### WRITTEN EXERCISE
Reproduce every entry below precisely. Pictures are excluded from the copy.

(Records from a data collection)
========

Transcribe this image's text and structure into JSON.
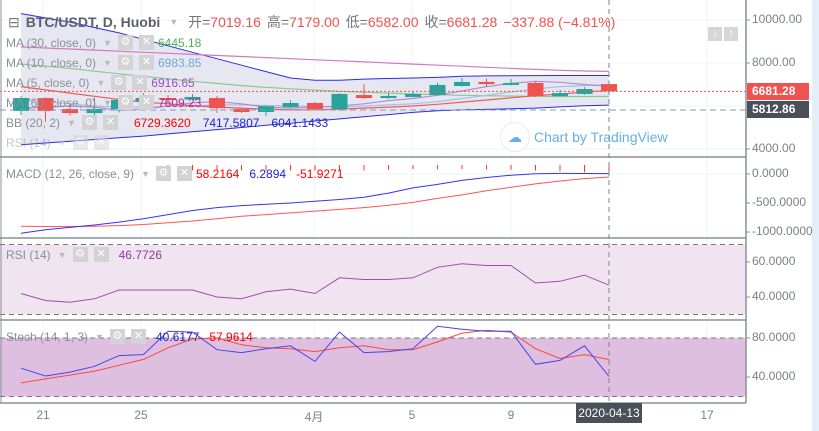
{
  "header": {
    "symbol": "BTC/USDT, D, Huobi",
    "open_label": "开=",
    "open": "7019.16",
    "high_label": "高=",
    "high": "7179.00",
    "low_label": "低=",
    "low": "6582.00",
    "close_label": "收=",
    "close": "6681.28",
    "change": "−337.88 (−4.81%)"
  },
  "legends": {
    "ma30": {
      "label": "MA (30, close, 0)",
      "value": "6445.18",
      "color": "#4caf50"
    },
    "ma10": {
      "label": "MA (10, close, 0)",
      "value": "6983.85",
      "color": "#6fa8dc"
    },
    "ma5": {
      "label": "MA (5, close, 0)",
      "value": "6916.65",
      "color": "#9c4fc0"
    },
    "ma60": {
      "label": "MA (60, close, 0)",
      "value": "7609.23",
      "color": "#b02b8f"
    },
    "bb": {
      "label": "BB (20, 2)",
      "basis": "6729.3620",
      "upper": "7417.5807",
      "lower": "6041.1433"
    },
    "rsi_ghost": {
      "label": "RSI (14)"
    },
    "macd": {
      "label": "MACD (12, 26, close, 9)",
      "hist": "58.2164",
      "macd": "6.2894",
      "signal": "-51.9271"
    },
    "rsi": {
      "label": "RSI (14)",
      "value": "46.7726"
    },
    "stoch": {
      "label": "Stoch (14, 1, 3)",
      "k": "40.6177",
      "d": "57.9614"
    }
  },
  "watermark": "Chart by TradingView",
  "price_axis": {
    "main": [
      "10000.00",
      "8000.00",
      "4000.00"
    ],
    "macd": [
      "0.0000",
      "-500.0000",
      "-1000.0000"
    ],
    "rsi": [
      "60.0000",
      "40.0000"
    ],
    "stoch": [
      "80.0000",
      "40.0000"
    ]
  },
  "badges": {
    "last_price": "6681.28",
    "line_price": "5812.86"
  },
  "time_axis": {
    "labels": [
      "21",
      "25",
      "4月",
      "5",
      "9",
      "17"
    ],
    "crosshair_date": "2020-04-13"
  },
  "colors": {
    "up": "#26a69a",
    "down": "#ef5350",
    "bb_band": "#2a2af0",
    "bb_fill": "#e3e3f0",
    "rsi_fill": "#f1e4f1",
    "stoch_fill": "#dfbfdf"
  },
  "chart_data": {
    "candles": [
      [
        5770,
        6460,
        5580,
        6370
      ],
      [
        6370,
        6400,
        5260,
        5770
      ],
      [
        5860,
        6090,
        5560,
        5670
      ],
      [
        5670,
        6370,
        5260,
        5860
      ],
      [
        5860,
        6510,
        5700,
        6280
      ],
      [
        6230,
        6600,
        6200,
        6370
      ],
      [
        6370,
        6500,
        6150,
        6280
      ],
      [
        6300,
        6560,
        6280,
        6420
      ],
      [
        6370,
        6460,
        5680,
        5900
      ],
      [
        5860,
        5910,
        5680,
        5720
      ],
      [
        5720,
        6050,
        5530,
        5990
      ],
      [
        5950,
        6270,
        5900,
        6140
      ],
      [
        6140,
        6190,
        5800,
        5860
      ],
      [
        5860,
        6600,
        5790,
        6560
      ],
      [
        6510,
        7020,
        6330,
        6370
      ],
      [
        6370,
        6600,
        6330,
        6470
      ],
      [
        6420,
        6700,
        6400,
        6560
      ],
      [
        6510,
        7100,
        6480,
        6980
      ],
      [
        6930,
        7300,
        6900,
        7120
      ],
      [
        7120,
        7280,
        6930,
        7020
      ],
      [
        6980,
        7250,
        6950,
        7070
      ],
      [
        7070,
        7120,
        6420,
        6460
      ],
      [
        6460,
        6750,
        6430,
        6600
      ],
      [
        6560,
        6880,
        6530,
        6790
      ],
      [
        7019.16,
        7179.0,
        6582.0,
        6681.28
      ]
    ],
    "ma60": [
      8750,
      8700,
      8650,
      8600,
      8550,
      8500,
      8450,
      8400,
      8350,
      8300,
      8250,
      8200,
      8150,
      8100,
      8050,
      8000,
      7950,
      7900,
      7850,
      7800,
      7750,
      7700,
      7660,
      7630,
      7609.23
    ],
    "ma30": [
      7950,
      7850,
      7750,
      7620,
      7500,
      7380,
      7260,
      7150,
      7050,
      6950,
      6870,
      6800,
      6740,
      6680,
      6640,
      6600,
      6560,
      6530,
      6500,
      6480,
      6460,
      6450,
      6440,
      6440,
      6445.18
    ],
    "ma10": [
      6300,
      6200,
      6100,
      6000,
      5950,
      5950,
      5980,
      6000,
      6050,
      6050,
      6020,
      6000,
      5980,
      5950,
      6000,
      6050,
      6100,
      6200,
      6350,
      6500,
      6650,
      6800,
      6900,
      6950,
      6983.85
    ],
    "ma5": [
      5900,
      5950,
      6000,
      5950,
      5800,
      5850,
      6000,
      6150,
      6200,
      6100,
      5950,
      5900,
      5950,
      6000,
      6100,
      6250,
      6350,
      6500,
      6700,
      6900,
      7050,
      7150,
      7100,
      7000,
      6916.65
    ],
    "bb_basis": [
      6900,
      6750,
      6600,
      6450,
      6300,
      6180,
      6100,
      6020,
      5950,
      5900,
      5850,
      5820,
      5820,
      5850,
      5900,
      5950,
      6000,
      6080,
      6180,
      6280,
      6380,
      6480,
      6560,
      6640,
      6729.36
    ],
    "bb_upper": [
      10300,
      10100,
      9900,
      9650,
      9400,
      9100,
      8800,
      8500,
      8200,
      7900,
      7600,
      7300,
      7200,
      7200,
      7250,
      7280,
      7300,
      7330,
      7380,
      7400,
      7410,
      7415,
      7417,
      7417,
      7417.58
    ],
    "bb_lower": [
      4200,
      4280,
      4360,
      4440,
      4520,
      4600,
      4700,
      4800,
      4900,
      5000,
      5100,
      5200,
      5300,
      5400,
      5500,
      5600,
      5700,
      5780,
      5820,
      5840,
      5870,
      5900,
      5960,
      6010,
      6041.14
    ],
    "macd": [
      -1020,
      -960,
      -920,
      -880,
      -830,
      -770,
      -700,
      -630,
      -580,
      -545,
      -520,
      -500,
      -470,
      -440,
      -400,
      -330,
      -240,
      -180,
      -110,
      -60,
      -20,
      5,
      10,
      8,
      6.29
    ],
    "signal": [
      -900,
      -905,
      -905,
      -900,
      -890,
      -870,
      -840,
      -810,
      -770,
      -730,
      -700,
      -670,
      -640,
      -610,
      -580,
      -540,
      -490,
      -420,
      -360,
      -290,
      -230,
      -170,
      -120,
      -80,
      -51.93
    ],
    "rsi": [
      42,
      38,
      37,
      39,
      44,
      44,
      44,
      44,
      40,
      39,
      43,
      44.5,
      42,
      51,
      50,
      50,
      51,
      57,
      59,
      58,
      58,
      48,
      49,
      52.5,
      46.77
    ],
    "stoch_k": [
      49,
      41,
      45,
      51,
      62,
      63,
      87,
      86,
      68,
      65,
      69,
      72,
      56,
      86,
      65,
      66,
      69,
      92,
      89,
      87,
      87,
      53,
      57,
      72,
      40.62
    ],
    "stoch_d": [
      34,
      38,
      42,
      46,
      52,
      58,
      70,
      79,
      80,
      73,
      70,
      69,
      66,
      70,
      72,
      68,
      68,
      76,
      85,
      88,
      86,
      69,
      59,
      63,
      57.96
    ],
    "price_lines": {
      "last": 6681.28,
      "marker": 5812.86
    },
    "rsi_bands": [
      30,
      70
    ],
    "stoch_bands": [
      20,
      80
    ]
  }
}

========

### SOLUTION FOR THIS PROBLEM
Transcribe this image's text and structure into JSON.
{
  "header": {
    "symbol": "BTC/USDT, D, Huobi",
    "open_label": "开=",
    "open": "7019.16",
    "high_label": "高=",
    "high": "7179.00",
    "low_label": "低=",
    "low": "6582.00",
    "close_label": "收=",
    "close": "6681.28",
    "change": "−337.88 (−4.81%)"
  },
  "legends": {
    "ma30": {
      "label": "MA (30, close, 0)",
      "value": "6445.18",
      "color": "#4caf50"
    },
    "ma10": {
      "label": "MA (10, close, 0)",
      "value": "6983.85",
      "color": "#6fa8dc"
    },
    "ma5": {
      "label": "MA (5, close, 0)",
      "value": "6916.65",
      "color": "#9c4fc0"
    },
    "ma60": {
      "label": "MA (60, close, 0)",
      "value": "7609.23",
      "color": "#b02b8f"
    },
    "bb": {
      "label": "BB (20, 2)",
      "basis": "6729.3620",
      "upper": "7417.5807",
      "lower": "6041.1433"
    },
    "rsi_ghost": {
      "label": "RSI (14)"
    },
    "macd": {
      "label": "MACD (12, 26, close, 9)",
      "hist": "58.2164",
      "macd": "6.2894",
      "signal": "-51.9271"
    },
    "rsi": {
      "label": "RSI (14)",
      "value": "46.7726"
    },
    "stoch": {
      "label": "Stoch (14, 1, 3)",
      "k": "40.6177",
      "d": "57.9614"
    }
  },
  "watermark": "Chart by TradingView",
  "price_axis": {
    "main": [
      "10000.00",
      "8000.00",
      "4000.00"
    ],
    "macd": [
      "0.0000",
      "-500.0000",
      "-1000.0000"
    ],
    "rsi": [
      "60.0000",
      "40.0000"
    ],
    "stoch": [
      "80.0000",
      "40.0000"
    ]
  },
  "badges": {
    "last_price": "6681.28",
    "line_price": "5812.86"
  },
  "time_axis": {
    "labels": [
      "21",
      "25",
      "4月",
      "5",
      "9",
      "17"
    ],
    "crosshair_date": "2020-04-13"
  },
  "colors": {
    "up": "#26a69a",
    "down": "#ef5350",
    "bb_band": "#2a2af0",
    "bb_fill": "#e3e3f0",
    "rsi_fill": "#f1e4f1",
    "stoch_fill": "#dfbfdf"
  },
  "chart_data": {
    "candles": [
      [
        5770,
        6460,
        5580,
        6370
      ],
      [
        6370,
        6400,
        5260,
        5770
      ],
      [
        5860,
        6090,
        5560,
        5670
      ],
      [
        5670,
        6370,
        5260,
        5860
      ],
      [
        5860,
        6510,
        5700,
        6280
      ],
      [
        6230,
        6600,
        6200,
        6370
      ],
      [
        6370,
        6500,
        6150,
        6280
      ],
      [
        6300,
        6560,
        6280,
        6420
      ],
      [
        6370,
        6460,
        5680,
        5900
      ],
      [
        5860,
        5910,
        5680,
        5720
      ],
      [
        5720,
        6050,
        5530,
        5990
      ],
      [
        5950,
        6270,
        5900,
        6140
      ],
      [
        6140,
        6190,
        5800,
        5860
      ],
      [
        5860,
        6600,
        5790,
        6560
      ],
      [
        6510,
        7020,
        6330,
        6370
      ],
      [
        6370,
        6600,
        6330,
        6470
      ],
      [
        6420,
        6700,
        6400,
        6560
      ],
      [
        6510,
        7100,
        6480,
        6980
      ],
      [
        6930,
        7300,
        6900,
        7120
      ],
      [
        7120,
        7280,
        6930,
        7020
      ],
      [
        6980,
        7250,
        6950,
        7070
      ],
      [
        7070,
        7120,
        6420,
        6460
      ],
      [
        6460,
        6750,
        6430,
        6600
      ],
      [
        6560,
        6880,
        6530,
        6790
      ],
      [
        7019.16,
        7179.0,
        6582.0,
        6681.28
      ]
    ],
    "ma60": [
      8750,
      8700,
      8650,
      8600,
      8550,
      8500,
      8450,
      8400,
      8350,
      8300,
      8250,
      8200,
      8150,
      8100,
      8050,
      8000,
      7950,
      7900,
      7850,
      7800,
      7750,
      7700,
      7660,
      7630,
      7609.23
    ],
    "ma30": [
      7950,
      7850,
      7750,
      7620,
      7500,
      7380,
      7260,
      7150,
      7050,
      6950,
      6870,
      6800,
      6740,
      6680,
      6640,
      6600,
      6560,
      6530,
      6500,
      6480,
      6460,
      6450,
      6440,
      6440,
      6445.18
    ],
    "ma10": [
      6300,
      6200,
      6100,
      6000,
      5950,
      5950,
      5980,
      6000,
      6050,
      6050,
      6020,
      6000,
      5980,
      5950,
      6000,
      6050,
      6100,
      6200,
      6350,
      6500,
      6650,
      6800,
      6900,
      6950,
      6983.85
    ],
    "ma5": [
      5900,
      5950,
      6000,
      5950,
      5800,
      5850,
      6000,
      6150,
      6200,
      6100,
      5950,
      5900,
      5950,
      6000,
      6100,
      6250,
      6350,
      6500,
      6700,
      6900,
      7050,
      7150,
      7100,
      7000,
      6916.65
    ],
    "bb_basis": [
      6900,
      6750,
      6600,
      6450,
      6300,
      6180,
      6100,
      6020,
      5950,
      5900,
      5850,
      5820,
      5820,
      5850,
      5900,
      5950,
      6000,
      6080,
      6180,
      6280,
      6380,
      6480,
      6560,
      6640,
      6729.36
    ],
    "bb_upper": [
      10300,
      10100,
      9900,
      9650,
      9400,
      9100,
      8800,
      8500,
      8200,
      7900,
      7600,
      7300,
      7200,
      7200,
      7250,
      7280,
      7300,
      7330,
      7380,
      7400,
      7410,
      7415,
      7417,
      7417,
      7417.58
    ],
    "bb_lower": [
      4200,
      4280,
      4360,
      4440,
      4520,
      4600,
      4700,
      4800,
      4900,
      5000,
      5100,
      5200,
      5300,
      5400,
      5500,
      5600,
      5700,
      5780,
      5820,
      5840,
      5870,
      5900,
      5960,
      6010,
      6041.14
    ],
    "macd": [
      -1020,
      -960,
      -920,
      -880,
      -830,
      -770,
      -700,
      -630,
      -580,
      -545,
      -520,
      -500,
      -470,
      -440,
      -400,
      -330,
      -240,
      -180,
      -110,
      -60,
      -20,
      5,
      10,
      8,
      6.29
    ],
    "signal": [
      -900,
      -905,
      -905,
      -900,
      -890,
      -870,
      -840,
      -810,
      -770,
      -730,
      -700,
      -670,
      -640,
      -610,
      -580,
      -540,
      -490,
      -420,
      -360,
      -290,
      -230,
      -170,
      -120,
      -80,
      -51.93
    ],
    "rsi": [
      42,
      38,
      37,
      39,
      44,
      44,
      44,
      44,
      40,
      39,
      43,
      44.5,
      42,
      51,
      50,
      50,
      51,
      57,
      59,
      58,
      58,
      48,
      49,
      52.5,
      46.77
    ],
    "stoch_k": [
      49,
      41,
      45,
      51,
      62,
      63,
      87,
      86,
      68,
      65,
      69,
      72,
      56,
      86,
      65,
      66,
      69,
      92,
      89,
      87,
      87,
      53,
      57,
      72,
      40.62
    ],
    "stoch_d": [
      34,
      38,
      42,
      46,
      52,
      58,
      70,
      79,
      80,
      73,
      70,
      69,
      66,
      70,
      72,
      68,
      68,
      76,
      85,
      88,
      86,
      69,
      59,
      63,
      57.96
    ],
    "price_lines": {
      "last": 6681.28,
      "marker": 5812.86
    },
    "rsi_bands": [
      30,
      70
    ],
    "stoch_bands": [
      20,
      80
    ]
  }
}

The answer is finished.